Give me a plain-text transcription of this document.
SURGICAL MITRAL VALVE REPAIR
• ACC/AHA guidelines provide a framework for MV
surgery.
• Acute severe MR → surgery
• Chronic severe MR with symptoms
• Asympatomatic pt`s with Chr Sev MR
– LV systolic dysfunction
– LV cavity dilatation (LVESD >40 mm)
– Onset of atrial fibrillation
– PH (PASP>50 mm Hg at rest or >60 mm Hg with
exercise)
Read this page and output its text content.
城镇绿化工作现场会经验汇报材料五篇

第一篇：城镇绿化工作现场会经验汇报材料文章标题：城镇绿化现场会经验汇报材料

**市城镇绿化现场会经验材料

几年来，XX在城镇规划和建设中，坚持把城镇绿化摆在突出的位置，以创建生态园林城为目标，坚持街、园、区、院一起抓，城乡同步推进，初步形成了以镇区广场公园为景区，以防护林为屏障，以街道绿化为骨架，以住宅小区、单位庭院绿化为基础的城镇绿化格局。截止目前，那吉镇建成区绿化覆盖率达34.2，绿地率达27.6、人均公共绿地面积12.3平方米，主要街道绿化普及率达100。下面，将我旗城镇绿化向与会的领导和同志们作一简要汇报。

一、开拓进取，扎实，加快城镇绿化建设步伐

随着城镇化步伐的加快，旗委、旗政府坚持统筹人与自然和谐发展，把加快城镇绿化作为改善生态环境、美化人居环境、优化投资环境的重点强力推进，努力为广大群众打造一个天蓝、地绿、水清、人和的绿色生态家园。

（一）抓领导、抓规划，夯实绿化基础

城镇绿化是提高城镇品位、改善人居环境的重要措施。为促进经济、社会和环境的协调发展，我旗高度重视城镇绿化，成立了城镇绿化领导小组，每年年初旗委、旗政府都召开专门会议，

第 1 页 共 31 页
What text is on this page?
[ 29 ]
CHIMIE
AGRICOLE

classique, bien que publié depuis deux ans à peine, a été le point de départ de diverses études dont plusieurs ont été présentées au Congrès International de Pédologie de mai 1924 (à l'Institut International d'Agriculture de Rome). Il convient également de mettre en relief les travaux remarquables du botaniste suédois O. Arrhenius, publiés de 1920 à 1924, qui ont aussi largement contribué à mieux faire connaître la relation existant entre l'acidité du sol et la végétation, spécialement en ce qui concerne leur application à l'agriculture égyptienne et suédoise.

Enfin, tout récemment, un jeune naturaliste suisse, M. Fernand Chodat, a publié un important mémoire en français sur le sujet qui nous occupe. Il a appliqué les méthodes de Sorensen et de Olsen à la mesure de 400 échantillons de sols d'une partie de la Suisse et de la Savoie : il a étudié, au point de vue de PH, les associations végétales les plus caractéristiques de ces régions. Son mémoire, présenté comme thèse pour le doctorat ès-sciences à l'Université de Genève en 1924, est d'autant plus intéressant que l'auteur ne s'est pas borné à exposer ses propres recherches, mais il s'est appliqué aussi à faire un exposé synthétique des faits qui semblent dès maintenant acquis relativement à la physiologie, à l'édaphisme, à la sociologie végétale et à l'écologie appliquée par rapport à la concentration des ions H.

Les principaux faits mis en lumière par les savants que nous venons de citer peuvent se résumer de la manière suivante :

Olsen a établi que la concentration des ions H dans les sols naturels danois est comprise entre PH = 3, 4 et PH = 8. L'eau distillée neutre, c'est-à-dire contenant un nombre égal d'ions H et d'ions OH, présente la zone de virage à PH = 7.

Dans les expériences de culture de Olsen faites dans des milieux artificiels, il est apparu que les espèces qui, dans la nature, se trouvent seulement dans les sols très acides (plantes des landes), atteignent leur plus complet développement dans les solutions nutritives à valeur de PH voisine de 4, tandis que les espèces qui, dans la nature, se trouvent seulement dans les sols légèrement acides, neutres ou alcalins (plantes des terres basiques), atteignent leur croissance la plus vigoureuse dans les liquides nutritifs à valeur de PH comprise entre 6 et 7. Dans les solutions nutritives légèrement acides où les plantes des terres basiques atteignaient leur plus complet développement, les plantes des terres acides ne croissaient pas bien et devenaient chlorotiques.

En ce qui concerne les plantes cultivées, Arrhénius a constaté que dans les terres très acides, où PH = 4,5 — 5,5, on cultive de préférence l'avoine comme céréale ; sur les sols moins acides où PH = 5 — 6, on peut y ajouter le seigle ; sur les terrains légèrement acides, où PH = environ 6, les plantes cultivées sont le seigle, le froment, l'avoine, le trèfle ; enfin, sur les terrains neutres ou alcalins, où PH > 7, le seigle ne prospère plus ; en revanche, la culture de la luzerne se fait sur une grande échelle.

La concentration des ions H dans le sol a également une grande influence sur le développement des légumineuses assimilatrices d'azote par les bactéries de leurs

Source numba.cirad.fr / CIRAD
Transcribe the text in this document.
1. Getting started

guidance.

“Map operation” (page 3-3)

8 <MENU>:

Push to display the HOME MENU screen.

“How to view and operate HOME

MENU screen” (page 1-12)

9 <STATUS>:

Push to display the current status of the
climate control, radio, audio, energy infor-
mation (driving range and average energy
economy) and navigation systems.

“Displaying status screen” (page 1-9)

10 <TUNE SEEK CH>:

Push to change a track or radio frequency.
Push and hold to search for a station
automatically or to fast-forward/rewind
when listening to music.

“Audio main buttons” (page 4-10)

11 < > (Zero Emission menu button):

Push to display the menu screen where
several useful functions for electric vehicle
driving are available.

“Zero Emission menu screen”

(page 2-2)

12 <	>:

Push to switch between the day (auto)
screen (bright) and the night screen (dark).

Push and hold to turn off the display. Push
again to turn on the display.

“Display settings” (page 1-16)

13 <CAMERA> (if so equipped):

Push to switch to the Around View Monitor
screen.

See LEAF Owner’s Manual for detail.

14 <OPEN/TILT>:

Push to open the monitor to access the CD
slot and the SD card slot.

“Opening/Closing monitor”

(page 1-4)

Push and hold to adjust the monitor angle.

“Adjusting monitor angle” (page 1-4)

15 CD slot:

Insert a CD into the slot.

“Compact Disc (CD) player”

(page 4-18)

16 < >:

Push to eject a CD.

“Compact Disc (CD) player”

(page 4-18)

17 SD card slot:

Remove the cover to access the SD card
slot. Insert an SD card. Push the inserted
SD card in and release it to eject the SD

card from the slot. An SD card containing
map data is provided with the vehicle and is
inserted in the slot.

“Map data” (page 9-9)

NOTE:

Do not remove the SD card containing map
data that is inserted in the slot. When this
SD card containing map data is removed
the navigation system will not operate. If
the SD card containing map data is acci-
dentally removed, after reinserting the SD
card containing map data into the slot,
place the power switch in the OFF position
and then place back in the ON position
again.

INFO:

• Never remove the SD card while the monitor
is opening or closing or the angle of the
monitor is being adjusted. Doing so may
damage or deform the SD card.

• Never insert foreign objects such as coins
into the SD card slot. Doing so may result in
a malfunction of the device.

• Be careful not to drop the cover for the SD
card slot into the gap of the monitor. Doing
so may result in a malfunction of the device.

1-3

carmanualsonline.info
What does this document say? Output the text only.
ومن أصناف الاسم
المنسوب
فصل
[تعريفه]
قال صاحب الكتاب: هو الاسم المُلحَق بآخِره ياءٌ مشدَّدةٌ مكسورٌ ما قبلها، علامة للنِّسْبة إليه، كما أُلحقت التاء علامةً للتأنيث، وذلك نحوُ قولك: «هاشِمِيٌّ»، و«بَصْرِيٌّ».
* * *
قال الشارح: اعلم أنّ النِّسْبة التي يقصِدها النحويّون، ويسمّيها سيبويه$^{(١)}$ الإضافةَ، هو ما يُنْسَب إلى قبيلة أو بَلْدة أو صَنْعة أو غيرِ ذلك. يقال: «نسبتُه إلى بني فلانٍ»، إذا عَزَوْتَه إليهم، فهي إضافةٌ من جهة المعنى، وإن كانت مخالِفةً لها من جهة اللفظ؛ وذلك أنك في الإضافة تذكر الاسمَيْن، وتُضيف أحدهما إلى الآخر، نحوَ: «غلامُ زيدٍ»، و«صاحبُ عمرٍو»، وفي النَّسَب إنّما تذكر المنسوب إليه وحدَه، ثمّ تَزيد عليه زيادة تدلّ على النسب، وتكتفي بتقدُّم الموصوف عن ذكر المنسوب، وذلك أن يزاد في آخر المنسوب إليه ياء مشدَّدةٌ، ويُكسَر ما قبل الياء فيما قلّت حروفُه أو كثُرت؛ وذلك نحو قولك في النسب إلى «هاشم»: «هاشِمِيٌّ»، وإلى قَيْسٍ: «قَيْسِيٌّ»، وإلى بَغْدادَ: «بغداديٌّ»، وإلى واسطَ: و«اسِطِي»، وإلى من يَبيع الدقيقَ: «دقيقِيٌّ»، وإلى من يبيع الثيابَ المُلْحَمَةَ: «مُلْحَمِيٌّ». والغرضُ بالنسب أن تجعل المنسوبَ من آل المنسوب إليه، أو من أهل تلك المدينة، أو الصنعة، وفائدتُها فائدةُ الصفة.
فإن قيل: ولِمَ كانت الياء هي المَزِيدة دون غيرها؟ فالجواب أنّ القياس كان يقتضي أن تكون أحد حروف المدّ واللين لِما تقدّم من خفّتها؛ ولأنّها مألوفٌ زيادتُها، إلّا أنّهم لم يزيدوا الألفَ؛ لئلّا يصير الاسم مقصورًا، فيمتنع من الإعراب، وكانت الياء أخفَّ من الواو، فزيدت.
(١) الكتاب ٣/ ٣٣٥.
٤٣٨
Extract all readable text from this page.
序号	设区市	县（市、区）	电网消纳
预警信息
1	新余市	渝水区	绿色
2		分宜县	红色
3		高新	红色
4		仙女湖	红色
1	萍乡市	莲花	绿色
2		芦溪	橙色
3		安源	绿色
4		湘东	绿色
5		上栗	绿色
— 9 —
□ □ □
WORK REQUIRED: Send back exactly the lines from the line with "Extract all readable text from this page." through the end of the records.

EXPECTED ANSWER:
Extract all readable text from this page.
序号	设区市	县（市、区）	电网消纳
预警信息
1	新余市	渝水区	绿色
2		分宜县	红色
3		高新	红色
4		仙女湖	红色
1	萍乡市	莲花	绿色
2		芦溪	橙色
3		安源	绿色
4		湘东	绿色
5		上栗	绿色
— 9 —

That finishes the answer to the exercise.